> Your task:
What lines in the records below mention "blue"? List them all.

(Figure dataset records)
—————

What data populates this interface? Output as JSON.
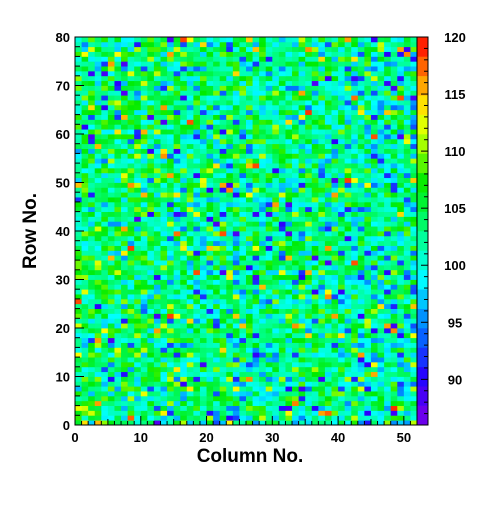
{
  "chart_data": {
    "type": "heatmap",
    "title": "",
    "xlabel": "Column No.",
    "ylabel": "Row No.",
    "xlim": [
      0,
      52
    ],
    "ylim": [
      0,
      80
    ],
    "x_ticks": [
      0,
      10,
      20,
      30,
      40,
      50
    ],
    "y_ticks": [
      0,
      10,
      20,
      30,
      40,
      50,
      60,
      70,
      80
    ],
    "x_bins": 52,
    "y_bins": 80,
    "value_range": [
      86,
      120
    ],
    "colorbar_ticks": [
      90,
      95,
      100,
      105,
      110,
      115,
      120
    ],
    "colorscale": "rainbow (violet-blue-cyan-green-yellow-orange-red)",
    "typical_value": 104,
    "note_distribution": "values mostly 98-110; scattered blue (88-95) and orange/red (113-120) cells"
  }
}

—————

> Result below:
    "colorscale": "rainbow (violet-blue-cyan-green-yellow-orange-red)",
    "note_distribution": "values mostly 98-110; scattered blue (88-95) and orange/red (113-120) cells"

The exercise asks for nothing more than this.